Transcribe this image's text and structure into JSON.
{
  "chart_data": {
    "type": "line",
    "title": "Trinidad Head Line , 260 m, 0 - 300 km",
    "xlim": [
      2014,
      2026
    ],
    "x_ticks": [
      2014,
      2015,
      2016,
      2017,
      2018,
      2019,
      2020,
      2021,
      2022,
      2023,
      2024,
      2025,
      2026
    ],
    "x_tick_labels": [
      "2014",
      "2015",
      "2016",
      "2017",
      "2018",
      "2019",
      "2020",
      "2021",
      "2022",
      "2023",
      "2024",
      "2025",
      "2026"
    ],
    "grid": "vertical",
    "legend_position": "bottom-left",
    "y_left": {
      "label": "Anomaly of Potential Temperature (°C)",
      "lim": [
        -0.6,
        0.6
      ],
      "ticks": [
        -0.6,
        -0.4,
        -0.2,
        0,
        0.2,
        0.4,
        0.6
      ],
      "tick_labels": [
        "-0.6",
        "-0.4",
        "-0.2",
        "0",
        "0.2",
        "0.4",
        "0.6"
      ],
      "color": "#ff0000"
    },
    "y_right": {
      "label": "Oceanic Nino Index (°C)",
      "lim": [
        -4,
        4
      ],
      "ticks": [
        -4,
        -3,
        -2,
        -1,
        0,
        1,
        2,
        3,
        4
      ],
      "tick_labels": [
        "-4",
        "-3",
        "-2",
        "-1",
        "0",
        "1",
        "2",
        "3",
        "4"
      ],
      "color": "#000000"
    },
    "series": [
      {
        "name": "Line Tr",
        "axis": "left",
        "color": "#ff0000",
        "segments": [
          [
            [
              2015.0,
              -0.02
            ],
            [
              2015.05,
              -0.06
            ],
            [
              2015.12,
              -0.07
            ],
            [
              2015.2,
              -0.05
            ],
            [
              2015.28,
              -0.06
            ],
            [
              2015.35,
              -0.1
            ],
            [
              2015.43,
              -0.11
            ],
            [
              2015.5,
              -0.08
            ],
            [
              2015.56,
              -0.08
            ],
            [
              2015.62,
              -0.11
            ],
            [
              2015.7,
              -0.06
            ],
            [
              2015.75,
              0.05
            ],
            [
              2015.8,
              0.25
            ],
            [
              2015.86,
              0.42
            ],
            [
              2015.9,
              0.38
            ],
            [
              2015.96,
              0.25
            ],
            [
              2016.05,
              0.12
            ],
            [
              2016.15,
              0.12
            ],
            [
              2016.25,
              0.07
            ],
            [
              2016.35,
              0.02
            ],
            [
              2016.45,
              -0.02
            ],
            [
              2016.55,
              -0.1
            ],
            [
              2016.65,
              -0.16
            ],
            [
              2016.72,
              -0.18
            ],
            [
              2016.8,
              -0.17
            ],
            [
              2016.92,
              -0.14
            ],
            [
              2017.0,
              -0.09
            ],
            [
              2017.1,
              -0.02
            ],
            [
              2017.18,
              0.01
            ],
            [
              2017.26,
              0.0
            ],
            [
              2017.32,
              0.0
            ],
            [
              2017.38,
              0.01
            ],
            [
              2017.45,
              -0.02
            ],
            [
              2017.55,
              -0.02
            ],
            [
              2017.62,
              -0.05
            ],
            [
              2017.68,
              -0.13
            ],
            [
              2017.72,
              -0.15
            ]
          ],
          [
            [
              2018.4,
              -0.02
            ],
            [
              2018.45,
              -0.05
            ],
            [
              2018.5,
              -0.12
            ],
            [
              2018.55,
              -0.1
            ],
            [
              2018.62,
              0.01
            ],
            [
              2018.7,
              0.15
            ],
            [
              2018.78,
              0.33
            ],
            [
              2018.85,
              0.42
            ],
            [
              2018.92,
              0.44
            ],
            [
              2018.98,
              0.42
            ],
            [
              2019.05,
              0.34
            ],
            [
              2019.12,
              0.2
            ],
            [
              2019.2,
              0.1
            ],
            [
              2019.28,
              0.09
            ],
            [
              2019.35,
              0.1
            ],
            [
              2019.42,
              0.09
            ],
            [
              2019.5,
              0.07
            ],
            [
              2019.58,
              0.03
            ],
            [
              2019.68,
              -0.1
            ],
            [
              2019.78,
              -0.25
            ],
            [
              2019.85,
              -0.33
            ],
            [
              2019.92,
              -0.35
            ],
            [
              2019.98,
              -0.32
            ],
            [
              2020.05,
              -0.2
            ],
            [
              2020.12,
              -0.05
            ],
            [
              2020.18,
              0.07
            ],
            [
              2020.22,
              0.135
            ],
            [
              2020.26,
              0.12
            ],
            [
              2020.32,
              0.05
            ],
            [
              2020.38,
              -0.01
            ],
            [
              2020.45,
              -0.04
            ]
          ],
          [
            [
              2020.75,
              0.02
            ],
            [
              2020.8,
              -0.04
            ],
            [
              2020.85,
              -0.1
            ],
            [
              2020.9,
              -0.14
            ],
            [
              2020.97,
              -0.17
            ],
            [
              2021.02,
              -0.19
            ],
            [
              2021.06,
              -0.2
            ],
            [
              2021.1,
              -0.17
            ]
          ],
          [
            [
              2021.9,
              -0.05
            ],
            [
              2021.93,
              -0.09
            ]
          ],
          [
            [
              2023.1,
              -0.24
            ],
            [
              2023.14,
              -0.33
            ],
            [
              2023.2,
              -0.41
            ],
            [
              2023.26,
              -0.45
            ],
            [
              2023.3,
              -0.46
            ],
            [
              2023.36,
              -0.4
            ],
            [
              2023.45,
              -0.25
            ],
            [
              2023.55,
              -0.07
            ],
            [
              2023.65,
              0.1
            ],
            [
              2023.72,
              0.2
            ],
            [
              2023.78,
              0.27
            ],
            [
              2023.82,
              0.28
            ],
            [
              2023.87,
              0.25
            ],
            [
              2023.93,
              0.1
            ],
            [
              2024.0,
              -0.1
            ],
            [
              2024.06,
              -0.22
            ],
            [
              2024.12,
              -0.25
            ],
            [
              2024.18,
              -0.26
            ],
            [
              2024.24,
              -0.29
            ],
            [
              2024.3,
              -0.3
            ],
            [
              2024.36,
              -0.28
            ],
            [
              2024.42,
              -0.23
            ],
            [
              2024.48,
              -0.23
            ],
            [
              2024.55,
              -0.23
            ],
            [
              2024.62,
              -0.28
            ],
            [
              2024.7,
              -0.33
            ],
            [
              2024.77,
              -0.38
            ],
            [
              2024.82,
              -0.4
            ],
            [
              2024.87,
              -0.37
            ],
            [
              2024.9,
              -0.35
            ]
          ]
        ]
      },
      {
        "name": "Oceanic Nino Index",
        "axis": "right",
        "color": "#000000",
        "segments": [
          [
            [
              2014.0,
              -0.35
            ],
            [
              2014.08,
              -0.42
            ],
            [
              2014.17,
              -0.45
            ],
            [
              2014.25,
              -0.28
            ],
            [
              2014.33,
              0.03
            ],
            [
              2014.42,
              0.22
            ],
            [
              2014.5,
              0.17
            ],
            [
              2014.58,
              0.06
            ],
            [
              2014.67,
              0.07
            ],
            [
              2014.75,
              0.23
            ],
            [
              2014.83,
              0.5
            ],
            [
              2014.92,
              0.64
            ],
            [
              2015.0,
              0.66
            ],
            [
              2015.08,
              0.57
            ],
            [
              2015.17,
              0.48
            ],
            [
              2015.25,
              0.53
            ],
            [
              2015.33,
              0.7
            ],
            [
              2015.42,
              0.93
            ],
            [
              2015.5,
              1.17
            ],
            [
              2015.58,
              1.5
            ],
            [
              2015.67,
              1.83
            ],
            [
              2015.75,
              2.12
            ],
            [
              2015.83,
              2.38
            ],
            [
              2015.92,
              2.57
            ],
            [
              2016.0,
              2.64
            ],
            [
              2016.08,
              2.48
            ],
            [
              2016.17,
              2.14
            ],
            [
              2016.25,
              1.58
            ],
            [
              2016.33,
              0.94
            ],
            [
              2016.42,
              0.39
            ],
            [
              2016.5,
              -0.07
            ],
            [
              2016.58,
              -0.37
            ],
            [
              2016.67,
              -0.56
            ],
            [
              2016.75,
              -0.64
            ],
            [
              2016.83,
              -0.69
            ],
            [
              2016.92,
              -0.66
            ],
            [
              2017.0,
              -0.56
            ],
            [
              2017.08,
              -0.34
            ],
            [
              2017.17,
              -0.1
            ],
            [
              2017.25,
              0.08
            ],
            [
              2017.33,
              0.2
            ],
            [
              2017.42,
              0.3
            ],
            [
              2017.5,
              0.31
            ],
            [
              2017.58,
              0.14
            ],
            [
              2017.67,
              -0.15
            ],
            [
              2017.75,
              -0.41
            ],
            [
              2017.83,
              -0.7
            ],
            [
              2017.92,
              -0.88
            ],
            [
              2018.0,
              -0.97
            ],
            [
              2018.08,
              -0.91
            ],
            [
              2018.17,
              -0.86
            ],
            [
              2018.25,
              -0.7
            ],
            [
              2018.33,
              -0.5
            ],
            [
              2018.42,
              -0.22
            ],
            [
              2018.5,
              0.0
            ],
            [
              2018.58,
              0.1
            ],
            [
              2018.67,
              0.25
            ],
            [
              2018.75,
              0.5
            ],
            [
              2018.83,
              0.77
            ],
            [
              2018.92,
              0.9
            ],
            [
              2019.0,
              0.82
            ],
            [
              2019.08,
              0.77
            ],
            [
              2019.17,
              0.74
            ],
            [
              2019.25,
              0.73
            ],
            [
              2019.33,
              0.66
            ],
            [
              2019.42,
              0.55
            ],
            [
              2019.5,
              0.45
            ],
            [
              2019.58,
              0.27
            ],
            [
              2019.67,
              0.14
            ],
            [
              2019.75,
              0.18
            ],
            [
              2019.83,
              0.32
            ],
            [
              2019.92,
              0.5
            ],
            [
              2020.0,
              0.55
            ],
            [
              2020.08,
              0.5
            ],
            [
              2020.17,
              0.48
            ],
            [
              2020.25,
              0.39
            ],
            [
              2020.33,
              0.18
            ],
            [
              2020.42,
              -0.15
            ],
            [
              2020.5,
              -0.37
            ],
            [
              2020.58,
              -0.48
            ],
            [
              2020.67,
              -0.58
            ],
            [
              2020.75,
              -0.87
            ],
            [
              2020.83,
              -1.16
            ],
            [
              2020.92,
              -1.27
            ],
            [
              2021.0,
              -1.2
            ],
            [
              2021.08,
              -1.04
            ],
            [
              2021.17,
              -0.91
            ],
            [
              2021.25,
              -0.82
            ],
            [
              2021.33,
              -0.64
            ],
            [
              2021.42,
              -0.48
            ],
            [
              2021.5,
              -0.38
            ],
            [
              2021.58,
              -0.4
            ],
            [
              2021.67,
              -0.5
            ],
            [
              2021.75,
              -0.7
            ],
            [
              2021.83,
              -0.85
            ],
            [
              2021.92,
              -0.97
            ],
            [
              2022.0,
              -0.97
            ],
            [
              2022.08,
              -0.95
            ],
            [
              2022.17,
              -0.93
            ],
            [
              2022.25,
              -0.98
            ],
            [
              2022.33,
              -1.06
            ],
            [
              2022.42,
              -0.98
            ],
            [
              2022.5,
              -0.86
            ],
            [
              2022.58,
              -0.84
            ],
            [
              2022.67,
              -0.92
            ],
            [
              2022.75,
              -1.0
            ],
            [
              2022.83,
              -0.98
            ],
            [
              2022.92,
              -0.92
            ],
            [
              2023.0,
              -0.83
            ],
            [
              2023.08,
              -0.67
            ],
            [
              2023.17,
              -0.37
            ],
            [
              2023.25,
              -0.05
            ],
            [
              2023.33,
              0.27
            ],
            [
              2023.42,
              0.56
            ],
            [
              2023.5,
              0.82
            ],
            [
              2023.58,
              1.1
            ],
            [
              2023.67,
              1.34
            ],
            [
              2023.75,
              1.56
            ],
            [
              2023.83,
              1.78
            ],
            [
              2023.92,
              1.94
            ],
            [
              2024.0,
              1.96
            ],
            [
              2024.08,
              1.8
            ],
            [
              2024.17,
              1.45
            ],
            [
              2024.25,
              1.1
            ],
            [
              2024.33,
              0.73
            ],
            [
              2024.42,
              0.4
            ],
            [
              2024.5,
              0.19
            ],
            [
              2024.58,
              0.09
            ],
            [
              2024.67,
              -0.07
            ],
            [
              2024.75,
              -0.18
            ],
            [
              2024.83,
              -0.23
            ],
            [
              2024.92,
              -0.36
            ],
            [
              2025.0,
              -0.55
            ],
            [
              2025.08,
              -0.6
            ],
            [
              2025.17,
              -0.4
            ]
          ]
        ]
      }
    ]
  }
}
====
### Brief
Check each line of the entries above, and show every one holding the word "name".

### Written response
        "name": "Line Tr",
        "name": "Oceanic Nino Index",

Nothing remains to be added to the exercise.